Aim of the exercise →
Only the number is wanted: how many lines contain the string "color"?

Dataset content →
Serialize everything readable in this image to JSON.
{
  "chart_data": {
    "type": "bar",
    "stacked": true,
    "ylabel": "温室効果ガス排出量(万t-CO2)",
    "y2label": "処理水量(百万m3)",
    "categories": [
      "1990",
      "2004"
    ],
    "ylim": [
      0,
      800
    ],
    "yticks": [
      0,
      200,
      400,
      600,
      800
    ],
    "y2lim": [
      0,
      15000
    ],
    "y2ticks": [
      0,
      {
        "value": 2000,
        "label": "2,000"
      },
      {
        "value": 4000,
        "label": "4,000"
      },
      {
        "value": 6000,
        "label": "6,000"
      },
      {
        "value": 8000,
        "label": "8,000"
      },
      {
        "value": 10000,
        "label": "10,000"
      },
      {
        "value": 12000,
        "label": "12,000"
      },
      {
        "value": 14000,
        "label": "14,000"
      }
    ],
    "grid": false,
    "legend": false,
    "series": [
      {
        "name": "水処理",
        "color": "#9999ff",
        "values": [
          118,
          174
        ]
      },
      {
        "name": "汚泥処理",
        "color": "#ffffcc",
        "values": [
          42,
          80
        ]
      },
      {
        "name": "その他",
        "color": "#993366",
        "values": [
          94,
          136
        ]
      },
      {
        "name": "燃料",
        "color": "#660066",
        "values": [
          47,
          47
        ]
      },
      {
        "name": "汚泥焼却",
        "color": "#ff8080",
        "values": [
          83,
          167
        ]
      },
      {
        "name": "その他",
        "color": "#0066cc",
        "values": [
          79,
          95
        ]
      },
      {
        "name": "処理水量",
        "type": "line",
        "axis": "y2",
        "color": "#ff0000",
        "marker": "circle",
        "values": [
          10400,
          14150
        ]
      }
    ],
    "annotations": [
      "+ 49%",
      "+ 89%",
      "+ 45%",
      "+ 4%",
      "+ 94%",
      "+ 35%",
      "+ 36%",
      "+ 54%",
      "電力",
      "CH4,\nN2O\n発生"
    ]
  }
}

Completed task →
7